EXERCISE DESCRIPTION
Without the pictures, return all of the material exactly as written.

SUPPLIED RECORDS
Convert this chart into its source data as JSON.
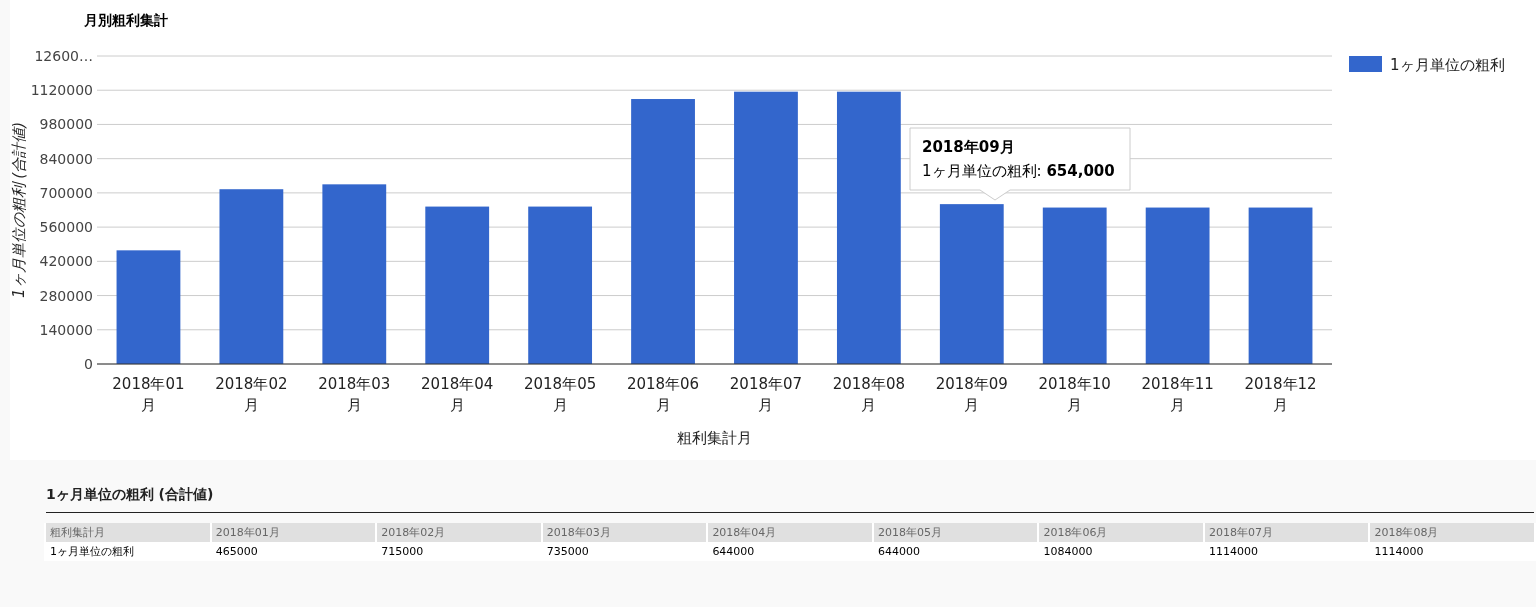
{
  "chart_data": [
    {
      "type": "bar",
      "title": "月別粗利集計",
      "xlabel": "粗利集計月",
      "ylabel": "1ヶ月単位の粗利 (合計値)",
      "categories": [
        "2018年01月",
        "2018年02月",
        "2018年03月",
        "2018年04月",
        "2018年05月",
        "2018年06月",
        "2018年07月",
        "2018年08月",
        "2018年09月",
        "2018年10月",
        "2018年11月",
        "2018年12月"
      ],
      "series": [
        {
          "name": "1ヶ月単位の粗利",
          "color": "#3366cc",
          "values": [
            465000,
            715000,
            735000,
            644000,
            644000,
            1084000,
            1114000,
            1114000,
            654000,
            640000,
            640000,
            640000
          ]
        }
      ],
      "ylim": [
        0,
        1260000
      ],
      "yticks": [
        0,
        140000,
        280000,
        420000,
        560000,
        700000,
        840000,
        980000,
        1120000,
        {
          "value": 1260000,
          "label": "12600…"
        }
      ],
      "grid": "y",
      "legend": "top right",
      "annotations": [
        "2018年09月",
        "1ヶ月単位の粗利: **654,000**"
      ]
    },
    {
      "type": "other",
      "title": "1ヶ月単位の粗利 (合計値)",
      "annotations": [
        "粗利集計月",
        "2018年01月",
        "2018年02月",
        "2018年03月",
        "2018年04月",
        "2018年05月",
        "2018年06月",
        "2018年07月",
        "2018年08月",
        "1ヶ月単位の粗利",
        "465000",
        "715000",
        "735000",
        "644000",
        "644000",
        "1084000",
        "1114000",
        "1114000"
      ]
    }
  ]
}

ANSWER IN FULL
Convert this chart into its source data as JSON.
{
  "chart_data": [
    {
      "type": "bar",
      "title": "月別粗利集計",
      "xlabel": "粗利集計月",
      "ylabel": "1ヶ月単位の粗利 (合計値)",
      "categories": [
        "2018年01月",
        "2018年02月",
        "2018年03月",
        "2018年04月",
        "2018年05月",
        "2018年06月",
        "2018年07月",
        "2018年08月",
        "2018年09月",
        "2018年10月",
        "2018年11月",
        "2018年12月"
      ],
      "series": [
        {
          "name": "1ヶ月単位の粗利",
          "color": "#3366cc",
          "values": [
            465000,
            715000,
            735000,
            644000,
            644000,
            1084000,
            1114000,
            1114000,
            654000,
            640000,
            640000,
            640000
          ]
        }
      ],
      "ylim": [
        0,
        1260000
      ],
      "yticks": [
        0,
        140000,
        280000,
        420000,
        560000,
        700000,
        840000,
        980000,
        1120000,
        {
          "value": 1260000,
          "label": "12600…"
        }
      ],
      "grid": "y",
      "legend": "top right",
      "annotations": [
        "2018年09月",
        "1ヶ月単位の粗利: **654,000**"
      ]
    },
    {
      "type": "other",
      "title": "1ヶ月単位の粗利 (合計値)",
      "annotations": [
        "粗利集計月",
        "2018年01月",
        "2018年02月",
        "2018年03月",
        "2018年04月",
        "2018年05月",
        "2018年06月",
        "2018年07月",
        "2018年08月",
        "1ヶ月単位の粗利",
        "465000",
        "715000",
        "735000",
        "644000",
        "644000",
        "1084000",
        "1114000",
        "1114000"
      ]
    }
  ]
}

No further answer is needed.